▶ _Information shown_

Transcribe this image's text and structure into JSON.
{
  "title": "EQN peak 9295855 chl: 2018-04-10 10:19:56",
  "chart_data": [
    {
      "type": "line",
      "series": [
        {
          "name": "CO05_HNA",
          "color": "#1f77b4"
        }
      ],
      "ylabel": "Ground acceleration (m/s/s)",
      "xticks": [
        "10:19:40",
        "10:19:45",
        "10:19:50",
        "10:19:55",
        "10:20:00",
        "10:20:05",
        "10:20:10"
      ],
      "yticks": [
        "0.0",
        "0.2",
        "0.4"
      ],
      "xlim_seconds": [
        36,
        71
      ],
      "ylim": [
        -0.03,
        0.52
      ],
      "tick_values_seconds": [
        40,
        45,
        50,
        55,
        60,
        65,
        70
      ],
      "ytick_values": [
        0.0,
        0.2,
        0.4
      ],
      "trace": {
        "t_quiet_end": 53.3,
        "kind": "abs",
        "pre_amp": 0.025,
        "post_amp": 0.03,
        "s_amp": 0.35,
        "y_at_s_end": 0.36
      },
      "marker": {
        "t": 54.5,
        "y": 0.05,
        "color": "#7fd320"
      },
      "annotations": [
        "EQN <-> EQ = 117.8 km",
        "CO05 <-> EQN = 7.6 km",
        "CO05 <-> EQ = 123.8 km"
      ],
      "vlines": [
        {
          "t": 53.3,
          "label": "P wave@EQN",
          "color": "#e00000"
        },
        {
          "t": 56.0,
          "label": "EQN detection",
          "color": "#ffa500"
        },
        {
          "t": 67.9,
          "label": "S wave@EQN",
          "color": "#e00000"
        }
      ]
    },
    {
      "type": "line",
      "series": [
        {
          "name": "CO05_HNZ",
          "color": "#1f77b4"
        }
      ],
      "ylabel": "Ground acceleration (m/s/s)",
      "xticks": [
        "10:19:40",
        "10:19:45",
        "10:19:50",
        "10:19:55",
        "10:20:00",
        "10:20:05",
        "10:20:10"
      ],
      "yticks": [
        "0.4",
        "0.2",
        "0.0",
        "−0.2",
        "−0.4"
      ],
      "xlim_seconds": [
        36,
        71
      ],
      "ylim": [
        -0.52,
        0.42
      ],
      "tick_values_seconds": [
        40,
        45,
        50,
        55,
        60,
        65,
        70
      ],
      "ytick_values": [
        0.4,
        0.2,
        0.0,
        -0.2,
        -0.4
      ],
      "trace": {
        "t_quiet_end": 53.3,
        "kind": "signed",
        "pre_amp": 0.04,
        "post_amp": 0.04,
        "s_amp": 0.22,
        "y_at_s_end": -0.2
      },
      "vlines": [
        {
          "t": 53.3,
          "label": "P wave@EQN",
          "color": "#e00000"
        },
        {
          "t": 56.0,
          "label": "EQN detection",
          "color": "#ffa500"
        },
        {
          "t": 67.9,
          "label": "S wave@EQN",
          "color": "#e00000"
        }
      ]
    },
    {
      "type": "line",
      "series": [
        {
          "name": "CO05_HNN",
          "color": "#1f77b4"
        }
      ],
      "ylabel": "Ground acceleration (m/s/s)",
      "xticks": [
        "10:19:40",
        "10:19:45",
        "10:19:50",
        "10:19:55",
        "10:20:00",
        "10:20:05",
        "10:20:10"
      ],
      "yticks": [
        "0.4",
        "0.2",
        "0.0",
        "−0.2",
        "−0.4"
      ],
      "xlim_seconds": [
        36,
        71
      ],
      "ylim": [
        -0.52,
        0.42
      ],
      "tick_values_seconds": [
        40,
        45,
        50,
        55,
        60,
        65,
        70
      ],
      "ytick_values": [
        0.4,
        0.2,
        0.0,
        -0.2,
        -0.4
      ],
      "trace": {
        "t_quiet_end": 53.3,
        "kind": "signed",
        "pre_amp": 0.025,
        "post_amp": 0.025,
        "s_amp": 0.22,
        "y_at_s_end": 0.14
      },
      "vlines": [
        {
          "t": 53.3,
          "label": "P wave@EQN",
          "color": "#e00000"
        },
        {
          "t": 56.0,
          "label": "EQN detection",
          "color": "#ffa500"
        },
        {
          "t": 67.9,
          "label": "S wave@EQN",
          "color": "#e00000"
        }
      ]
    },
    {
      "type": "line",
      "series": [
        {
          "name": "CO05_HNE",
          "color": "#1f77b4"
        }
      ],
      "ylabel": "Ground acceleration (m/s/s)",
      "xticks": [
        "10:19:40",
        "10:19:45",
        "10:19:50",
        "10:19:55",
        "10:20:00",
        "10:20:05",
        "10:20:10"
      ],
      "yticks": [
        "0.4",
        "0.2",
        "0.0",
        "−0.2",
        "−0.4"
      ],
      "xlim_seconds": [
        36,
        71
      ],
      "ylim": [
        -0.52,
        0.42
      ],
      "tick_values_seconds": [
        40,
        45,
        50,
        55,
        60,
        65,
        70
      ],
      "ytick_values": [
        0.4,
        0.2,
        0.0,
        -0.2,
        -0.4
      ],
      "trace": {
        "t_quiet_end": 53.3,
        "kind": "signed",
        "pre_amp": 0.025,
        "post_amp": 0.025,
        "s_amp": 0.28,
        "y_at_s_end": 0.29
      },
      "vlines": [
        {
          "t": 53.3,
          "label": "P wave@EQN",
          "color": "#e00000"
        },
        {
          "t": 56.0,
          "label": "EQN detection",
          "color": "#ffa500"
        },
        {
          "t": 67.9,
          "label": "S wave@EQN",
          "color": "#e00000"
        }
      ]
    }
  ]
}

▶ _Task instructions_
Copy all the records above precisely.

▶ _The output_
Transcribe this image's text and structure into JSON.
{
  "title": "EQN peak 9295855 chl: 2018-04-10 10:19:56",
  "chart_data": [
    {
      "type": "line",
      "series": [
        {
          "name": "CO05_HNA",
          "color": "#1f77b4"
        }
      ],
      "ylabel": "Ground acceleration (m/s/s)",
      "xticks": [
        "10:19:40",
        "10:19:45",
        "10:19:50",
        "10:19:55",
        "10:20:00",
        "10:20:05",
        "10:20:10"
      ],
      "yticks": [
        "0.0",
        "0.2",
        "0.4"
      ],
      "xlim_seconds": [
        36,
        71
      ],
      "ylim": [
        -0.03,
        0.52
      ],
      "tick_values_seconds": [
        40,
        45,
        50,
        55,
        60,
        65,
        70
      ],
      "ytick_values": [
        0.0,
        0.2,
        0.4
      ],
      "trace": {
        "t_quiet_end": 53.3,
        "kind": "abs",
        "pre_amp": 0.025,
        "post_amp": 0.03,
        "s_amp": 0.35,
        "y_at_s_end": 0.36
      },
      "marker": {
        "t": 54.5,
        "y": 0.05,
        "color": "#7fd320"
      },
      "annotations": [
        "EQN <-> EQ = 117.8 km",
        "CO05 <-> EQN = 7.6 km",
        "CO05 <-> EQ = 123.8 km"
      ],
      "vlines": [
        {
          "t": 53.3,
          "label": "P wave@EQN",
          "color": "#e00000"
        },
        {
          "t": 56.0,
          "label": "EQN detection",
          "color": "#ffa500"
        },
        {
          "t": 67.9,
          "label": "S wave@EQN",
          "color": "#e00000"
        }
      ]
    },
    {
      "type": "line",
      "series": [
        {
          "name": "CO05_HNZ",
          "color": "#1f77b4"
        }
      ],
      "ylabel": "Ground acceleration (m/s/s)",
      "xticks": [
        "10:19:40",
        "10:19:45",
        "10:19:50",
        "10:19:55",
        "10:20:00",
        "10:20:05",
        "10:20:10"
      ],
      "yticks": [
        "0.4",
        "0.2",
        "0.0",
        "−0.2",
        "−0.4"
      ],
      "xlim_seconds": [
        36,
        71
      ],
      "ylim": [
        -0.52,
        0.42
      ],
      "tick_values_seconds": [
        40,
        45,
        50,
        55,
        60,
        65,
        70
      ],
      "ytick_values": [
        0.4,
        0.2,
        0.0,
        -0.2,
        -0.4
      ],
      "trace": {
        "t_quiet_end": 53.3,
        "kind": "signed",
        "pre_amp": 0.04,
        "post_amp": 0.04,
        "s_amp": 0.22,
        "y_at_s_end": -0.2
      },
      "vlines": [
        {
          "t": 53.3,
          "label": "P wave@EQN",
          "color": "#e00000"
        },
        {
          "t": 56.0,
          "label": "EQN detection",
          "color": "#ffa500"
        },
        {
          "t": 67.9,
          "label": "S wave@EQN",
          "color": "#e00000"
        }
      ]
    },
    {
      "type": "line",
      "series": [
        {
          "name": "CO05_HNN",
          "color": "#1f77b4"
        }
      ],
      "ylabel": "Ground acceleration (m/s/s)",
      "xticks": [
        "10:19:40",
        "10:19:45",
        "10:19:50",
        "10:19:55",
        "10:20:00",
        "10:20:05",
        "10:20:10"
      ],
      "yticks": [
        "0.4",
        "0.2",
        "0.0",
        "−0.2",
        "−0.4"
      ],
      "xlim_seconds": [
        36,
        71
      ],
      "ylim": [
        -0.52,
        0.42
      ],
      "tick_values_seconds": [
        40,
        45,
        50,
        55,
        60,
        65,
        70
      ],
      "ytick_values": [
        0.4,
        0.2,
        0.0,
        -0.2,
        -0.4
      ],
      "trace": {
        "t_quiet_end": 53.3,
        "kind": "signed",
        "pre_amp": 0.025,
        "post_amp": 0.025,
        "s_amp": 0.22,
        "y_at_s_end": 0.14
      },
      "vlines": [
        {
          "t": 53.3,
          "label": "P wave@EQN",
          "color": "#e00000"
        },
        {
          "t": 56.0,
          "label": "EQN detection",
          "color": "#ffa500"
        },
        {
          "t": 67.9,
          "label": "S wave@EQN",
          "color": "#e00000"
        }
      ]
    },
    {
      "type": "line",
      "series": [
        {
          "name": "CO05_HNE",
          "color": "#1f77b4"
        }
      ],
      "ylabel": "Ground acceleration (m/s/s)",
      "xticks": [
        "10:19:40",
        "10:19:45",
        "10:19:50",
        "10:19:55",
        "10:20:00",
        "10:20:05",
        "10:20:10"
      ],
      "yticks": [
        "0.4",
        "0.2",
        "0.0",
        "−0.2",
        "−0.4"
      ],
      "xlim_seconds": [
        36,
        71
      ],
      "ylim": [
        -0.52,
        0.42
      ],
      "tick_values_seconds": [
        40,
        45,
        50,
        55,
        60,
        65,
        70
      ],
      "ytick_values": [
        0.4,
        0.2,
        0.0,
        -0.2,
        -0.4
      ],
      "trace": {
        "t_quiet_end": 53.3,
        "kind": "signed",
        "pre_amp": 0.025,
        "post_amp": 0.025,
        "s_amp": 0.28,
        "y_at_s_end": 0.29
      },
      "vlines": [
        {
          "t": 53.3,
          "label": "P wave@EQN",
          "color": "#e00000"
        },
        {
          "t": 56.0,
          "label": "EQN detection",
          "color": "#ffa500"
        },
        {
          "t": 67.9,
          "label": "S wave@EQN",
          "color": "#e00000"
        }
      ]
    }
  ]
}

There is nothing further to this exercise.